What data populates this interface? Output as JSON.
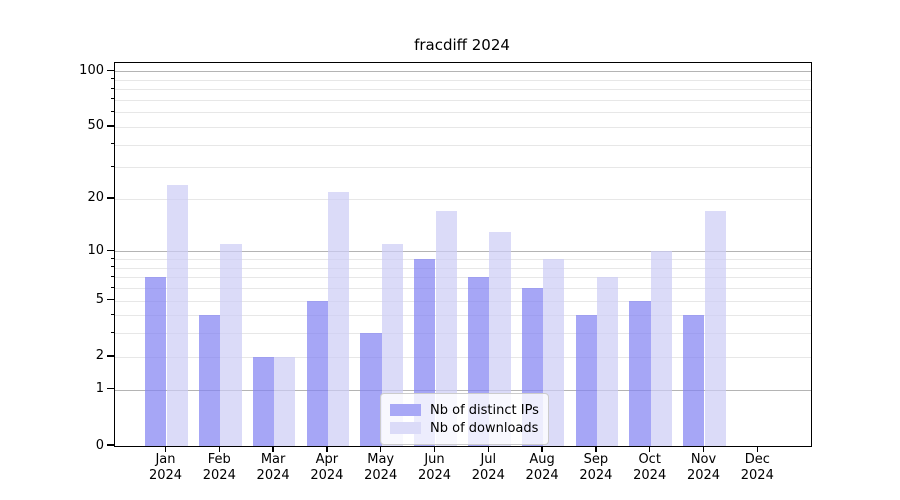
{
  "title": "fracdiff 2024",
  "chart_data": {
    "type": "bar",
    "title": "fracdiff 2024",
    "categories": [
      "Jan",
      "Feb",
      "Mar",
      "Apr",
      "May",
      "Jun",
      "Jul",
      "Aug",
      "Sep",
      "Oct",
      "Nov",
      "Dec"
    ],
    "category_year": "2024",
    "series": [
      {
        "name": "Nb of distinct IPs",
        "legend_color": "#a8a8f6",
        "base_color": "#8383f3",
        "alpha": 0.72,
        "values": [
          7,
          4,
          2,
          5,
          3,
          9,
          7,
          6,
          4,
          5,
          4,
          0
        ]
      },
      {
        "name": "Nb of downloads",
        "legend_color": "#dbdbf8",
        "base_color": "#ccccf5",
        "alpha": 0.7,
        "values": [
          24,
          11,
          2,
          22,
          11,
          17,
          13,
          9,
          7,
          10,
          17,
          0
        ]
      }
    ],
    "xlabel": "",
    "ylabel": "",
    "yscale": "log1p",
    "yticks": [
      0,
      1,
      2,
      5,
      10,
      20,
      50,
      100
    ],
    "ylim": [
      0,
      111
    ],
    "grid": {
      "major": [
        1,
        10,
        100
      ],
      "minor": [
        2,
        3,
        4,
        5,
        6,
        7,
        8,
        9,
        20,
        30,
        40,
        50,
        60,
        70,
        80,
        90
      ]
    },
    "legend_position": "lower center",
    "colors": {
      "grid_major": "#b4b4b4",
      "grid_minor": "#e7e7e7",
      "spine": "#000000",
      "text": "#000000",
      "background": "#ffffff"
    }
  }
}
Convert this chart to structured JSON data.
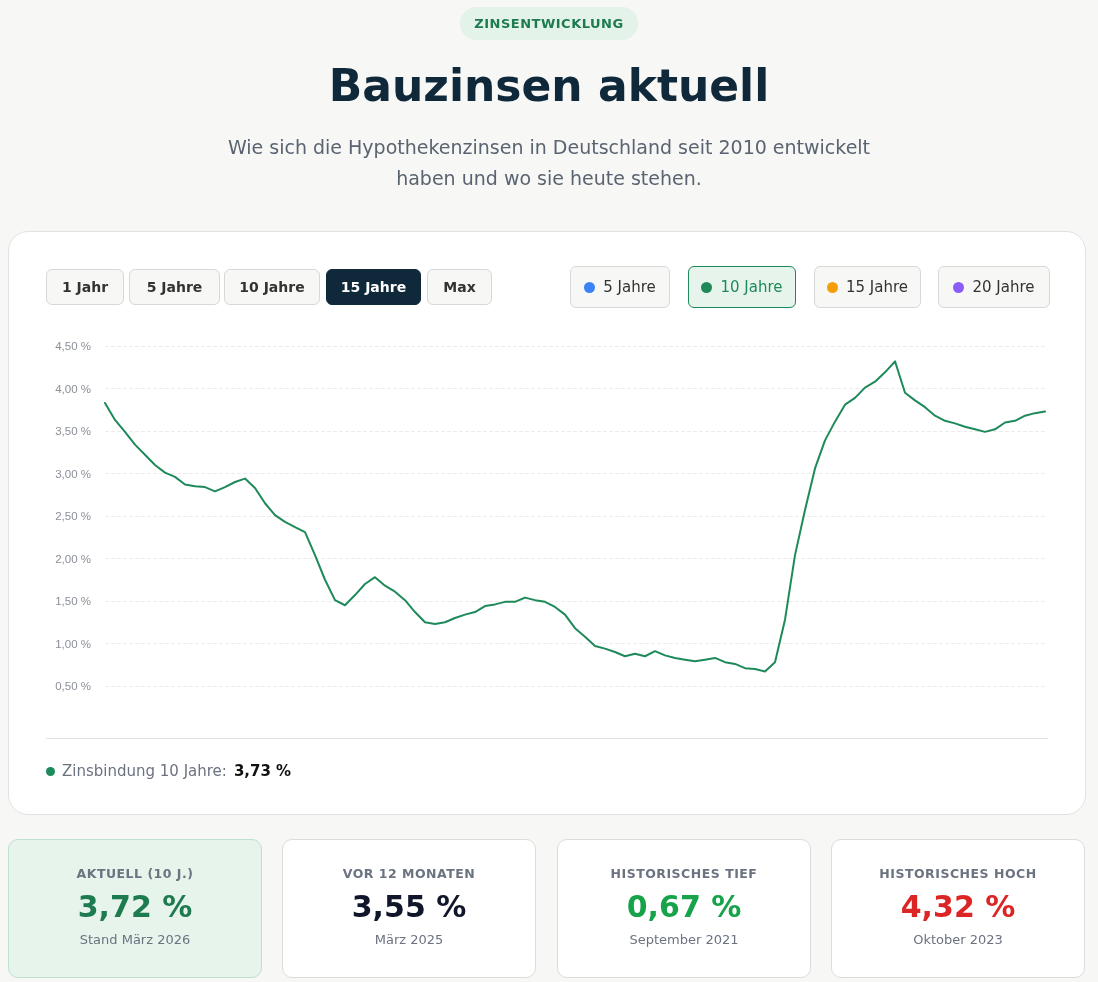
{
  "chart_data": {
    "type": "line",
    "title": "Bauzinsen aktuell",
    "subtitle": "Wie sich die Hypothekenzinsen in Deutschland seit 2010 entwickelt haben und wo sie heute stehen.",
    "categories": [
      null,
      null,
      null,
      null,
      null,
      null,
      null,
      null,
      null,
      null,
      null,
      null,
      null,
      null,
      null,
      null,
      null,
      null,
      null,
      null,
      null,
      null,
      null,
      null,
      null,
      null,
      null,
      null,
      null,
      null,
      null,
      null,
      null,
      null,
      null,
      null,
      null,
      null,
      null,
      null,
      null,
      null,
      null,
      null,
      null,
      null,
      null,
      null,
      null,
      null,
      null,
      null,
      null,
      null,
      null,
      null,
      null,
      null,
      null,
      null,
      null,
      null,
      null,
      null,
      null,
      null,
      null,
      null,
      null,
      null,
      null,
      null,
      null,
      null,
      null,
      null,
      null,
      null,
      null,
      null,
      null,
      null,
      null,
      null,
      null,
      null,
      null,
      null,
      null,
      null,
      null,
      null,
      null,
      null,
      null
    ],
    "series": [
      {
        "name": "10 Jahre",
        "color": "#1e8a5a",
        "values": [
          3.83,
          3.63,
          3.49,
          3.34,
          3.22,
          3.1,
          3.01,
          2.96,
          2.87,
          2.85,
          2.84,
          2.79,
          2.84,
          2.9,
          2.94,
          2.83,
          2.65,
          2.51,
          2.43,
          2.37,
          2.31,
          2.04,
          1.75,
          1.51,
          1.45,
          1.57,
          1.7,
          1.78,
          1.68,
          1.61,
          1.51,
          1.37,
          1.25,
          1.23,
          1.25,
          1.3,
          1.34,
          1.37,
          1.44,
          1.46,
          1.49,
          1.49,
          1.54,
          1.51,
          1.49,
          1.43,
          1.34,
          1.18,
          1.08,
          0.97,
          0.94,
          0.9,
          0.85,
          0.88,
          0.85,
          0.91,
          0.86,
          0.83,
          0.81,
          0.79,
          0.81,
          0.83,
          0.78,
          0.76,
          0.71,
          0.7,
          0.67,
          0.78,
          1.28,
          2.04,
          2.57,
          3.06,
          3.39,
          3.61,
          3.81,
          3.89,
          4.01,
          4.08,
          4.19,
          4.32,
          3.95,
          3.86,
          3.78,
          3.68,
          3.62,
          3.59,
          3.55,
          3.52,
          3.49,
          3.52,
          3.6,
          3.62,
          3.68,
          3.71,
          3.73
        ]
      }
    ],
    "ylim": [
      0.5,
      4.5
    ],
    "yticks": [
      {
        "value": 0.5,
        "label": "0,50 %"
      },
      {
        "value": 1,
        "label": "1,00 %"
      },
      {
        "value": 1.5,
        "label": "1,50 %"
      },
      {
        "value": 2,
        "label": "2,00 %"
      },
      {
        "value": 2.5,
        "label": "2,50 %"
      },
      {
        "value": 3,
        "label": "3,00 %"
      },
      {
        "value": 3.5,
        "label": "3,50 %"
      },
      {
        "value": 4,
        "label": "4,00 %"
      },
      {
        "value": 4.5,
        "label": "4,50 %"
      }
    ],
    "grid": "y",
    "tick_labels": "y",
    "legend": "top right",
    "marker": "none",
    "line_style": "solid",
    "annotations": [
      "ZINSENTWICKLUNG",
      "1 Jahr",
      "5 Jahre",
      "10 Jahre",
      "15 Jahre",
      "Max",
      "5 Jahre",
      "15 Jahre",
      "20 Jahre",
      "Zinsbindung 10 Jahre:",
      "3,73 %",
      "AKTUELL (10 J.)",
      "3,72 %",
      "Stand März 2026",
      "VOR 12 MONATEN",
      "3,55 %",
      "März 2025",
      "HISTORISCHES TIEF",
      "0,67 %",
      "September 2021",
      "HISTORISCHES HOCH",
      "4,32 %",
      "Oktober 2023"
    ]
  }
}
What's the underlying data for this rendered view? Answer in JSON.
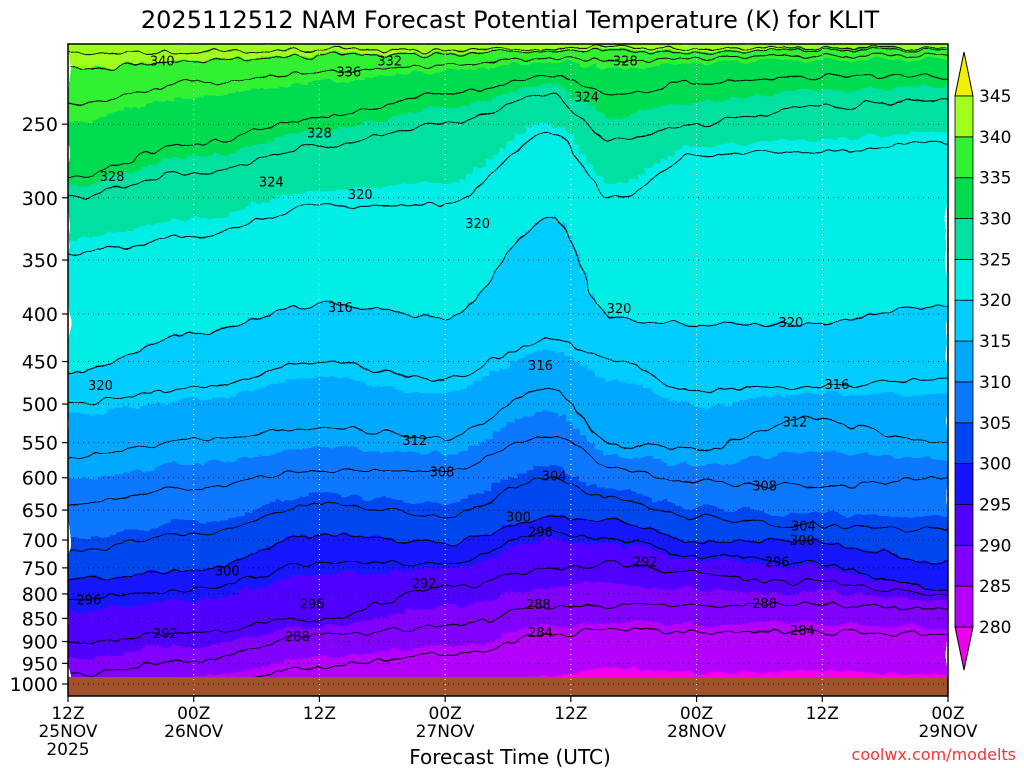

━━━━━━━━━━

Copy each line above that contains the word "What".

What data populates this interface? Output as JSON.
What's the underlying data for this rendered view? Answer in JSON.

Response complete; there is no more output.